= SHORT TASK 1 =
Copy the stretch of the Usenet archiving text from "The library should" through "and redaction note." word for word.
= SHORT TASK 2 =
In the records, rewrite the stretch from the line containing "panel-2: Det 2f" through the line containing "213, 256, 252]", putting "corner-mark" wherever "corner-bracket-mark" appears and keeping all else the same. Give only those lines.

= EXTRACTED TEXT =
#####

The same applies to Usenet religious argument. A talk.religion.buddhism post may look like one person's essay on awakening, but its force may depend on repeated exchanges with critics, fellow practitioners, philosophers, skeptics, and hostile readers. A net.religion.jewish answer may only make sense as part of a halakhic back-and-forth. A soc.religion.islam exchange may preserve a diaspora Muslim answer to a non-Muslim misconception. A alt.magick post may be a technical instruction, a joke, a challenge, or an attempt to correct dangerous practice.
The library should therefore preserve, whenever possible, the signs that make a thread a thread: platform, group, date, handle or author field where appropriate, subject, reply structure, quotation, source archive, editorial selection note, and redaction note.
V. Public Does Not Mean Without Consequence
Internet archiving must live with a hard truth: many internet texts were public when posted, but their later rediscovery can still harm people.

#####

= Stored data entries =
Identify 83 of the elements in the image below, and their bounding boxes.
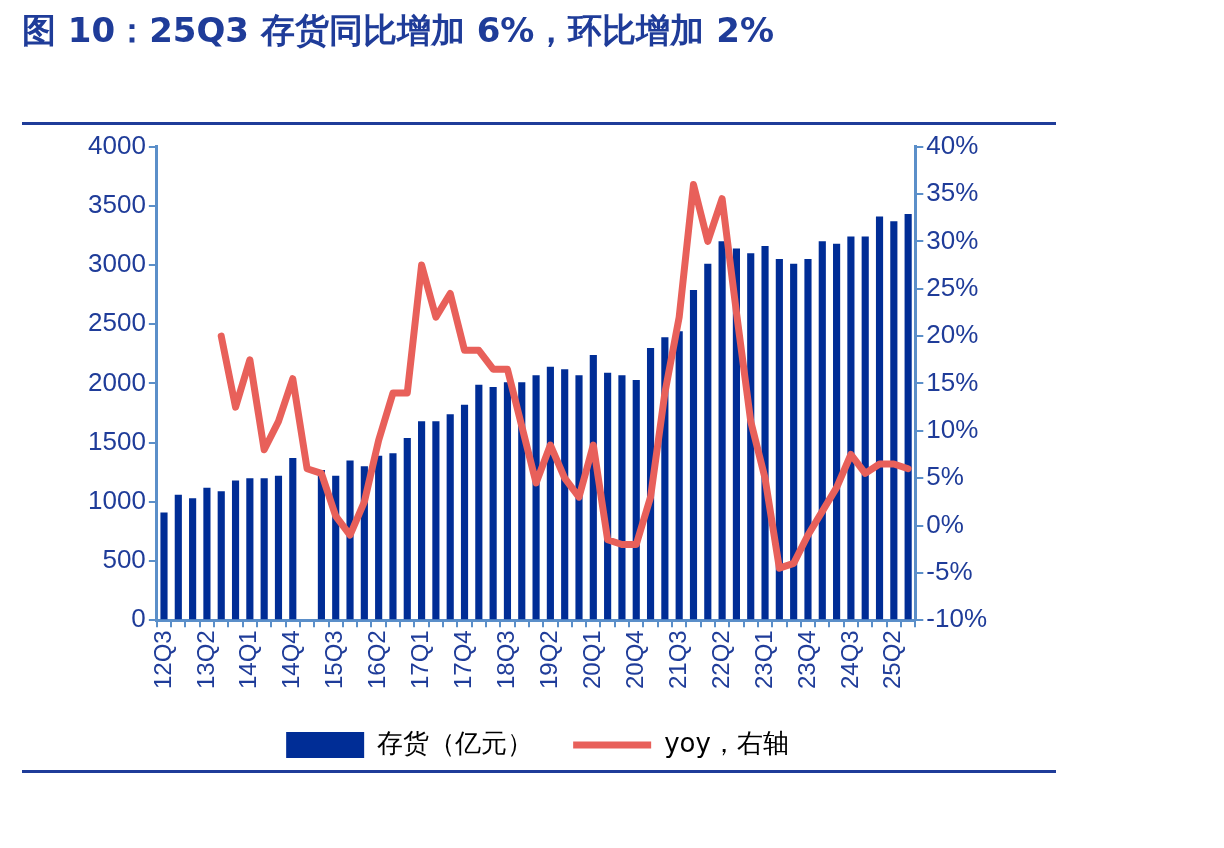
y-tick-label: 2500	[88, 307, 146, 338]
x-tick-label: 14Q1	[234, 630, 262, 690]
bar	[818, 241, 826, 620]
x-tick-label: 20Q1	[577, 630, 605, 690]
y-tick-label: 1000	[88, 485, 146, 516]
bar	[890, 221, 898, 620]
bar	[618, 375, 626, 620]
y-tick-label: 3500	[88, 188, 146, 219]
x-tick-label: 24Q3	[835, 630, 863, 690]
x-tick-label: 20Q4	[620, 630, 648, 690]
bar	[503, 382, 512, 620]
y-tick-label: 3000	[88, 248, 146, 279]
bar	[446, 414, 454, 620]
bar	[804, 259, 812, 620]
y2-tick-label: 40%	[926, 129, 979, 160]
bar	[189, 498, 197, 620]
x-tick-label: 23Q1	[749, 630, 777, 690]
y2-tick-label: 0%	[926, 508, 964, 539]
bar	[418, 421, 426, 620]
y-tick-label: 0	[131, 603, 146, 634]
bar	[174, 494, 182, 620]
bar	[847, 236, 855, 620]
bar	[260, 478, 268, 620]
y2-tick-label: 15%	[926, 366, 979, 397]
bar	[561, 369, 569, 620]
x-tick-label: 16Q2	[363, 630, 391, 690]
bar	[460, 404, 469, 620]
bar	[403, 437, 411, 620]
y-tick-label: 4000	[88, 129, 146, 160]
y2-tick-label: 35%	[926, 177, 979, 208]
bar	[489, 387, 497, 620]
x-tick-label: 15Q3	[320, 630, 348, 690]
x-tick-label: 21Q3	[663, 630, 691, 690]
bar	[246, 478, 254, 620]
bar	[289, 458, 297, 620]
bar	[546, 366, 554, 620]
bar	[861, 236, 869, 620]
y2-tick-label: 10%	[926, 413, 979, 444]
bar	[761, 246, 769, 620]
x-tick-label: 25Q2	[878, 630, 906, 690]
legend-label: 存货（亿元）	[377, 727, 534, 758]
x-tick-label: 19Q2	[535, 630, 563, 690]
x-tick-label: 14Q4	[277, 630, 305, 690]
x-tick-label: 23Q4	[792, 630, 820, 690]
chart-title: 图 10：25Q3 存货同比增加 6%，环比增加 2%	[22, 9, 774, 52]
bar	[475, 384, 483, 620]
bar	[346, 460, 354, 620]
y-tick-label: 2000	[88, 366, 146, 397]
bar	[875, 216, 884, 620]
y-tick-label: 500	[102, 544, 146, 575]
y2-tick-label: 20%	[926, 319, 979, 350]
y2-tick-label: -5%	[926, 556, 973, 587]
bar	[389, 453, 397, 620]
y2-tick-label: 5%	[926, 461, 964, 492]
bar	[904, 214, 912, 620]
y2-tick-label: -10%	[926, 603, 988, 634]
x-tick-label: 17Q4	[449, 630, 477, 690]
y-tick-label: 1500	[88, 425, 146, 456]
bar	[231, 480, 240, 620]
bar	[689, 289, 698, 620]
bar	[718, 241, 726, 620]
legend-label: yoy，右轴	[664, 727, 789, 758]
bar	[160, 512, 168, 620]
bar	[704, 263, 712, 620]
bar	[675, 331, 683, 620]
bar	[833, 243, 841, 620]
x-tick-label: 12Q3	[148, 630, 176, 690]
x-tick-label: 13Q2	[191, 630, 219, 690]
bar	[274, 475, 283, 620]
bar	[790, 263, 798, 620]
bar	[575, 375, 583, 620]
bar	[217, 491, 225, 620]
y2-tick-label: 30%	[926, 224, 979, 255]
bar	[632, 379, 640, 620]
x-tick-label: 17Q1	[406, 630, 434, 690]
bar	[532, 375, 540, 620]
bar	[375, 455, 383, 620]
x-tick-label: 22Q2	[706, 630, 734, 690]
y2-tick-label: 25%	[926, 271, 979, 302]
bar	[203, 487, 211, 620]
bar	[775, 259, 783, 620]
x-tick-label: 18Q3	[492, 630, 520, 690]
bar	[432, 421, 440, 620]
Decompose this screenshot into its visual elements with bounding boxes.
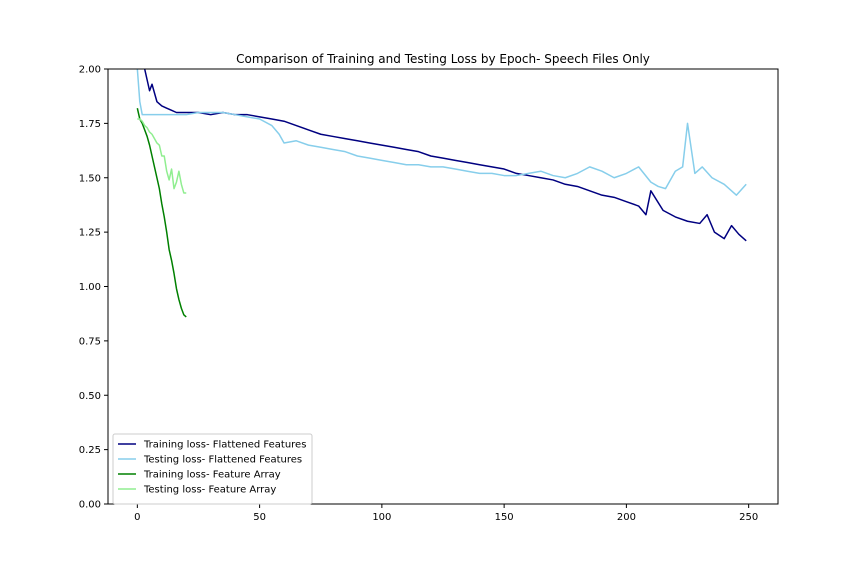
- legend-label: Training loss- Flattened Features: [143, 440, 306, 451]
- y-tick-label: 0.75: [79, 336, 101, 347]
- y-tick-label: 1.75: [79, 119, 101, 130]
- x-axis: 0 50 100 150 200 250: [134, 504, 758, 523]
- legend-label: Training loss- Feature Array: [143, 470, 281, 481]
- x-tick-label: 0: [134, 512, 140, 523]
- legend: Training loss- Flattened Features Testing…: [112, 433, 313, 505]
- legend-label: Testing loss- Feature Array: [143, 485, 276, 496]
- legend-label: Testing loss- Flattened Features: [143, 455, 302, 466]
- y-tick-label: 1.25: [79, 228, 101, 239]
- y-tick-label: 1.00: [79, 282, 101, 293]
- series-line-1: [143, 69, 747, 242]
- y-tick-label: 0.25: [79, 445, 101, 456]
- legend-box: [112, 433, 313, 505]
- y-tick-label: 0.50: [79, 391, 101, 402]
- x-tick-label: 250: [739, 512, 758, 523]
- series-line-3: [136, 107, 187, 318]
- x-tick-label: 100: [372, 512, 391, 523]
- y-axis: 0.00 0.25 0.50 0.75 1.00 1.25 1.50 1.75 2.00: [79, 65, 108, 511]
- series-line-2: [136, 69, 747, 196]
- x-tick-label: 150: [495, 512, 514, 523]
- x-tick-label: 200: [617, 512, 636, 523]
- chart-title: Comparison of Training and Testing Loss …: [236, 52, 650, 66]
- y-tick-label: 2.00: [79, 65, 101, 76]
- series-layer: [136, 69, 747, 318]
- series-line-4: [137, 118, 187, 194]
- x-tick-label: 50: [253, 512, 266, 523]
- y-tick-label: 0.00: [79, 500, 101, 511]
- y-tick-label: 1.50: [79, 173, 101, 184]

#####

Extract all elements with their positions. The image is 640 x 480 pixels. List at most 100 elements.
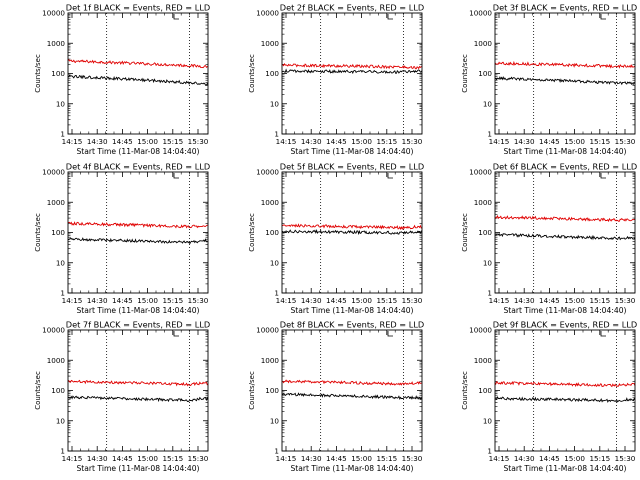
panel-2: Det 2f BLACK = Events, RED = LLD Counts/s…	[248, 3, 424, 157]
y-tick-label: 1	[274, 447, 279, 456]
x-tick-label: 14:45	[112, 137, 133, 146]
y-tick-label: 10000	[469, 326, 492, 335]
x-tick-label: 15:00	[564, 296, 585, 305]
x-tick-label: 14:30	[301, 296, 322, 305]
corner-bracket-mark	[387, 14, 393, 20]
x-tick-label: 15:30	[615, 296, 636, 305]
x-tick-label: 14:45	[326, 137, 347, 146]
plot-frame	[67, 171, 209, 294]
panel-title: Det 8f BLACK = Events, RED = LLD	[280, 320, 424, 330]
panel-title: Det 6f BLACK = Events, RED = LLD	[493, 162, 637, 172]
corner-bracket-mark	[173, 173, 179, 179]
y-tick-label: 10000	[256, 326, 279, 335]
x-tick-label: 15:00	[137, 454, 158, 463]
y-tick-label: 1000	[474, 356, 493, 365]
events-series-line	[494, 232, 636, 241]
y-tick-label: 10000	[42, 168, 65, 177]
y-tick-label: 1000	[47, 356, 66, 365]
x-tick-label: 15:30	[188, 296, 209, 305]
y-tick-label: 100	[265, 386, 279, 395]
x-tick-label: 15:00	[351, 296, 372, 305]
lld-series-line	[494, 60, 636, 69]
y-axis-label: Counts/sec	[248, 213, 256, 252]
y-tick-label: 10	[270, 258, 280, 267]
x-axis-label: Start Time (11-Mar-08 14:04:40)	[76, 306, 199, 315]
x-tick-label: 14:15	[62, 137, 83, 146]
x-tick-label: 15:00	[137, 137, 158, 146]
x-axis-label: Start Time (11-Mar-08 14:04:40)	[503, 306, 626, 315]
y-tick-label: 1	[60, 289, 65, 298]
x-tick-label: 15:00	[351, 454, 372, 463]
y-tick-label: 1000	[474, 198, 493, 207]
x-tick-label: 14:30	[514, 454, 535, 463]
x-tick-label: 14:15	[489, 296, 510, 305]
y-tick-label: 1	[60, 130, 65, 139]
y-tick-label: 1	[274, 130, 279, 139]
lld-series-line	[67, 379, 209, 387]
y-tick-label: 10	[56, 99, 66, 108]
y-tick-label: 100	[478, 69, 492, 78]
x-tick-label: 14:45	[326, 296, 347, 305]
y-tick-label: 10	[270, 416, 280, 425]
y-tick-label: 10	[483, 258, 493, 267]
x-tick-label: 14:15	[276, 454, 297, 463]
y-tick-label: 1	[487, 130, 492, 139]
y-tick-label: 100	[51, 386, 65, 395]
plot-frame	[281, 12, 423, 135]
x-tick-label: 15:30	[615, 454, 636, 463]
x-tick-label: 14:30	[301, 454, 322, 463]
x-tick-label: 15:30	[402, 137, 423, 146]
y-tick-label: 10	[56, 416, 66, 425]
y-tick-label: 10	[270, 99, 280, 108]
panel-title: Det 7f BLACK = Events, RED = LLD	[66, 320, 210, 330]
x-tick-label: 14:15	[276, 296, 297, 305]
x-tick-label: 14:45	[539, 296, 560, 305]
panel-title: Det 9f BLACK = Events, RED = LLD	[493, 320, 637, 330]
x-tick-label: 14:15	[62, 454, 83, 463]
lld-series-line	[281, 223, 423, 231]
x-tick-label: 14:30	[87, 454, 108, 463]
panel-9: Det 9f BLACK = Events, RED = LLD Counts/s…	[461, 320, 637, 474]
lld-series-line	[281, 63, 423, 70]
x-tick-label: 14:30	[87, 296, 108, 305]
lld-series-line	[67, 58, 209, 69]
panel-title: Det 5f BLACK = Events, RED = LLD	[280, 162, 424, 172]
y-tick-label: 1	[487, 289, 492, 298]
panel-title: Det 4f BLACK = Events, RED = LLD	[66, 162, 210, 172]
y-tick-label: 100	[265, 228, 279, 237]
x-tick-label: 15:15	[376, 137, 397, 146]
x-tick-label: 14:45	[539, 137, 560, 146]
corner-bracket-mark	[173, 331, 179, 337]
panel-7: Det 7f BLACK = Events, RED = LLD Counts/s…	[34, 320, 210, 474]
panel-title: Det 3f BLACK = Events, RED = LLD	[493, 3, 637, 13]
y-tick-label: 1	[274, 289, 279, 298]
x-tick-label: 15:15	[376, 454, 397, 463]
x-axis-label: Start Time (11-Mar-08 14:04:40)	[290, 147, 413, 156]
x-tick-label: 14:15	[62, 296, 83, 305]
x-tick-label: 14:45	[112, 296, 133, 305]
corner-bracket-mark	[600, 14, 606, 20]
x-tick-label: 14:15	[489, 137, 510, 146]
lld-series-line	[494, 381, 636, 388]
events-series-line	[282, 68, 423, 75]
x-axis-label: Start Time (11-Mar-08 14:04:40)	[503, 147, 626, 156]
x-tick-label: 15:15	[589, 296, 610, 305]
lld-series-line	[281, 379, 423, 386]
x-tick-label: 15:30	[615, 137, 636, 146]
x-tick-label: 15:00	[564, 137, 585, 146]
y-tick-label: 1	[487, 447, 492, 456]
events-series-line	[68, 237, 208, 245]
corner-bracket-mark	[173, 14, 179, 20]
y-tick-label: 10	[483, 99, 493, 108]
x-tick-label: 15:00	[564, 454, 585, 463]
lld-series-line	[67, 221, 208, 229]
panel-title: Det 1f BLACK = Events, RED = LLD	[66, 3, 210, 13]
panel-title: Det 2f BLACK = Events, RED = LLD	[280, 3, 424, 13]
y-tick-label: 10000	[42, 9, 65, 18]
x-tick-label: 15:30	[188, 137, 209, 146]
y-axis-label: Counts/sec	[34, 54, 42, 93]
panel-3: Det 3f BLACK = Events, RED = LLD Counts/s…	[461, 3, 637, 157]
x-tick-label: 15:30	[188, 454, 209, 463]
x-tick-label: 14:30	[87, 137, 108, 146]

#####

= EXPECTED ANSWER 1 =
The library should therefore preserve, whenever possible, the signs that make a thread a thread: platform, group, date, handle or author field where appropriate, subject, reply structure, quotation, source archive, editorial selection note, and redaction note.

= EXPECTED ANSWER 2 =
panel-2: Det 2f BLACK = Events, RED = LLD Counts/s…	[248, 3, 424, 157]
y-tick-label: 1	[274, 447, 279, 456]
x-tick-label: 14:45	[112, 137, 133, 146]
y-tick-label: 10000	[469, 326, 492, 335]
x-tick-label: 15:00	[564, 296, 585, 305]
x-tick-label: 14:30	[301, 296, 322, 305]
corner-mark	[387, 14, 393, 20]
x-tick-label: 15:30	[615, 296, 636, 305]
x-tick-label: 14:45	[326, 137, 347, 146]
plot-frame	[67, 171, 209, 294]
panel-title: Det 8f BLACK = Events, RED = LLD	[280, 320, 424, 330]
panel-title: Det 6f BLACK = Events, RED = LLD	[493, 162, 637, 172]
corner-mark	[173, 173, 179, 179]
y-tick-label: 10000	[256, 326, 279, 335]
x-tick-label: 15:00	[137, 454, 158, 463]
y-tick-label: 1000	[474, 356, 493, 365]
events-series-line	[494, 232, 636, 241]
y-tick-label: 10000	[42, 168, 65, 177]
y-tick-label: 1000	[47, 356, 66, 365]
x-tick-label: 15:30	[188, 296, 209, 305]
y-tick-label: 100	[265, 386, 279, 395]
x-tick-label: 15:00	[351, 296, 372, 305]
lld-series-line	[494, 60, 636, 69]
y-axis-label: Counts/sec	[248, 213, 256, 252]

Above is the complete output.